** BEGIN **

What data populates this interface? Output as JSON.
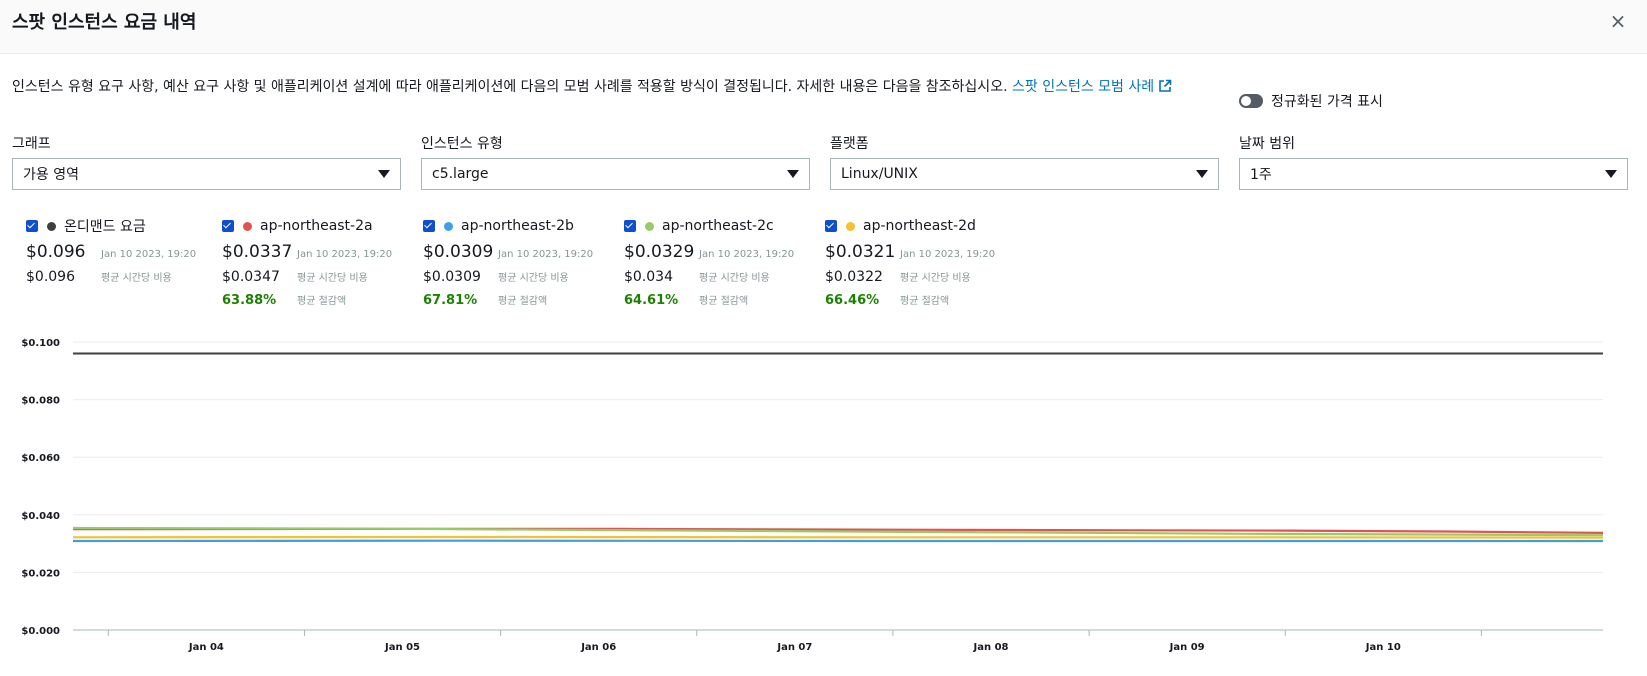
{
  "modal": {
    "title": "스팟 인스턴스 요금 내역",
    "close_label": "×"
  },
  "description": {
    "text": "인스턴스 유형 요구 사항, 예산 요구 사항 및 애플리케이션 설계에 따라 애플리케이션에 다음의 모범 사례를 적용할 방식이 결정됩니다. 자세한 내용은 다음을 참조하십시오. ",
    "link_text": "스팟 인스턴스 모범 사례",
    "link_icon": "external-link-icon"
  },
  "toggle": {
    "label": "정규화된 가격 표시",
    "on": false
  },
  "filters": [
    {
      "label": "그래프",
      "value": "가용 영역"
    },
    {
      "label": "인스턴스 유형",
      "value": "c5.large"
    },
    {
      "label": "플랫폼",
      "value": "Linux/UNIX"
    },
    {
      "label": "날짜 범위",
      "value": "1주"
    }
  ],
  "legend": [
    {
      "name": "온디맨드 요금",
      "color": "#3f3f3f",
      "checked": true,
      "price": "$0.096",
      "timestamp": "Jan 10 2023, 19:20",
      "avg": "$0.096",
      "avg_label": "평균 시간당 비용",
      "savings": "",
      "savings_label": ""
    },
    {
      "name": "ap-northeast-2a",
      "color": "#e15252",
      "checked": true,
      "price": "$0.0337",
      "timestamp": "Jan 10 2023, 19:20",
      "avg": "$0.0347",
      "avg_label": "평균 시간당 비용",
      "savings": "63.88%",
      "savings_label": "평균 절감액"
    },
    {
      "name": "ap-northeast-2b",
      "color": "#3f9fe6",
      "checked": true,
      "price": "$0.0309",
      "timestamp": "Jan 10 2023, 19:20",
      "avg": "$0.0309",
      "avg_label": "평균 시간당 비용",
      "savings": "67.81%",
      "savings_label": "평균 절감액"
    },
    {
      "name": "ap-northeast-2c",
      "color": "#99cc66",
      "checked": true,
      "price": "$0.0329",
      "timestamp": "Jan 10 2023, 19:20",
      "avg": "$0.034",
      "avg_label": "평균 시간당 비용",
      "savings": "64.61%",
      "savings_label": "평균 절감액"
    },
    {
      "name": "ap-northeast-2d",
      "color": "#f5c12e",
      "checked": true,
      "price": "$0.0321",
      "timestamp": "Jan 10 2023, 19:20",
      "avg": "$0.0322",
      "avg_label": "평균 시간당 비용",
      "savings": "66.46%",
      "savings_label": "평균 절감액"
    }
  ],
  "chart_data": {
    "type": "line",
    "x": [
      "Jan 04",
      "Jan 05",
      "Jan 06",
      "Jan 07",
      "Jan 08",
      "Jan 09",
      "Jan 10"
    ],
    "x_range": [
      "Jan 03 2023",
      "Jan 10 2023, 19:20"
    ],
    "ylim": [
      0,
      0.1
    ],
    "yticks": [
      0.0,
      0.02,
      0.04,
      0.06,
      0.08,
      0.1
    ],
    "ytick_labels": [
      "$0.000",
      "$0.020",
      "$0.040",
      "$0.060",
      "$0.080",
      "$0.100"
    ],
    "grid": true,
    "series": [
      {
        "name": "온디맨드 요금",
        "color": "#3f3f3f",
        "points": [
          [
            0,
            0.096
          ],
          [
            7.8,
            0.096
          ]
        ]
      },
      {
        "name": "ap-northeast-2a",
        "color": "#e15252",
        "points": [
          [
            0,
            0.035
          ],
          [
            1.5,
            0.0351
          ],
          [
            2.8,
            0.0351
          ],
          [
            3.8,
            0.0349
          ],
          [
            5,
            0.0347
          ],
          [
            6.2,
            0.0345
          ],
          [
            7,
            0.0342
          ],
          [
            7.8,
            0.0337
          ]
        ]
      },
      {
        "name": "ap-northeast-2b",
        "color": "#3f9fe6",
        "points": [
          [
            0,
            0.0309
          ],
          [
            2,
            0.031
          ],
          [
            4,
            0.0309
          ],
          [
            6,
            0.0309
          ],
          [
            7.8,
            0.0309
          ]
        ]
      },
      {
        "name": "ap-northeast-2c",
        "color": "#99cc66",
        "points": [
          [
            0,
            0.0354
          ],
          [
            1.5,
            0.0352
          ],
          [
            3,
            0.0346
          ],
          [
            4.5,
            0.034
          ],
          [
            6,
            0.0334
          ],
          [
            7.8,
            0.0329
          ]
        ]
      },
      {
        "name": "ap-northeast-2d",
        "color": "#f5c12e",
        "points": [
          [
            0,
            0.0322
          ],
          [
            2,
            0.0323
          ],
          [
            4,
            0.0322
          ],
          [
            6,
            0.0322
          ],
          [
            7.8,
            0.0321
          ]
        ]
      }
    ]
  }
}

** END **

BRIEF » Copy out the entries verbatim and leave the images out.

OUTPUT FOR THIS EXERCISE »
What data populates this interface? Output as JSON.
{
  "modal": {
    "title": "스팟 인스턴스 요금 내역",
    "close_label": "×"
  },
  "description": {
    "text": "인스턴스 유형 요구 사항, 예산 요구 사항 및 애플리케이션 설계에 따라 애플리케이션에 다음의 모범 사례를 적용할 방식이 결정됩니다. 자세한 내용은 다음을 참조하십시오. ",
    "link_text": "스팟 인스턴스 모범 사례",
    "link_icon": "external-link-icon"
  },
  "toggle": {
    "label": "정규화된 가격 표시",
    "on": false
  },
  "filters": [
    {
      "label": "그래프",
      "value": "가용 영역"
    },
    {
      "label": "인스턴스 유형",
      "value": "c5.large"
    },
    {
      "label": "플랫폼",
      "value": "Linux/UNIX"
    },
    {
      "label": "날짜 범위",
      "value": "1주"
    }
  ],
  "legend": [
    {
      "name": "온디맨드 요금",
      "color": "#3f3f3f",
      "checked": true,
      "price": "$0.096",
      "timestamp": "Jan 10 2023, 19:20",
      "avg": "$0.096",
      "avg_label": "평균 시간당 비용",
      "savings": "",
      "savings_label": ""
    },
    {
      "name": "ap-northeast-2a",
      "color": "#e15252",
      "checked": true,
      "price": "$0.0337",
      "timestamp": "Jan 10 2023, 19:20",
      "avg": "$0.0347",
      "avg_label": "평균 시간당 비용",
      "savings": "63.88%",
      "savings_label": "평균 절감액"
    },
    {
      "name": "ap-northeast-2b",
      "color": "#3f9fe6",
      "checked": true,
      "price": "$0.0309",
      "timestamp": "Jan 10 2023, 19:20",
      "avg": "$0.0309",
      "avg_label": "평균 시간당 비용",
      "savings": "67.81%",
      "savings_label": "평균 절감액"
    },
    {
      "name": "ap-northeast-2c",
      "color": "#99cc66",
      "checked": true,
      "price": "$0.0329",
      "timestamp": "Jan 10 2023, 19:20",
      "avg": "$0.034",
      "avg_label": "평균 시간당 비용",
      "savings": "64.61%",
      "savings_label": "평균 절감액"
    },
    {
      "name": "ap-northeast-2d",
      "color": "#f5c12e",
      "checked": true,
      "price": "$0.0321",
      "timestamp": "Jan 10 2023, 19:20",
      "avg": "$0.0322",
      "avg_label": "평균 시간당 비용",
      "savings": "66.46%",
      "savings_label": "평균 절감액"
    }
  ],
  "chart_data": {
    "type": "line",
    "x": [
      "Jan 04",
      "Jan 05",
      "Jan 06",
      "Jan 07",
      "Jan 08",
      "Jan 09",
      "Jan 10"
    ],
    "x_range": [
      "Jan 03 2023",
      "Jan 10 2023, 19:20"
    ],
    "ylim": [
      0,
      0.1
    ],
    "yticks": [
      0.0,
      0.02,
      0.04,
      0.06,
      0.08,
      0.1
    ],
    "ytick_labels": [
      "$0.000",
      "$0.020",
      "$0.040",
      "$0.060",
      "$0.080",
      "$0.100"
    ],
    "grid": true,
    "series": [
      {
        "name": "온디맨드 요금",
        "color": "#3f3f3f",
        "points": [
          [
            0,
            0.096
          ],
          [
            7.8,
            0.096
          ]
        ]
      },
      {
        "name": "ap-northeast-2a",
        "color": "#e15252",
        "points": [
          [
            0,
            0.035
          ],
          [
            1.5,
            0.0351
          ],
          [
            2.8,
            0.0351
          ],
          [
            3.8,
            0.0349
          ],
          [
            5,
            0.0347
          ],
          [
            6.2,
            0.0345
          ],
          [
            7,
            0.0342
          ],
          [
            7.8,
            0.0337
          ]
        ]
      },
      {
        "name": "ap-northeast-2b",
        "color": "#3f9fe6",
        "points": [
          [
            0,
            0.0309
          ],
          [
            2,
            0.031
          ],
          [
            4,
            0.0309
          ],
          [
            6,
            0.0309
          ],
          [
            7.8,
            0.0309
          ]
        ]
      },
      {
        "name": "ap-northeast-2c",
        "color": "#99cc66",
        "points": [
          [
            0,
            0.0354
          ],
          [
            1.5,
            0.0352
          ],
          [
            3,
            0.0346
          ],
          [
            4.5,
            0.034
          ],
          [
            6,
            0.0334
          ],
          [
            7.8,
            0.0329
          ]
        ]
      },
      {
        "name": "ap-northeast-2d",
        "color": "#f5c12e",
        "points": [
          [
            0,
            0.0322
          ],
          [
            2,
            0.0323
          ],
          [
            4,
            0.0322
          ],
          [
            6,
            0.0322
          ],
          [
            7.8,
            0.0321
          ]
        ]
      }
    ]
  }
}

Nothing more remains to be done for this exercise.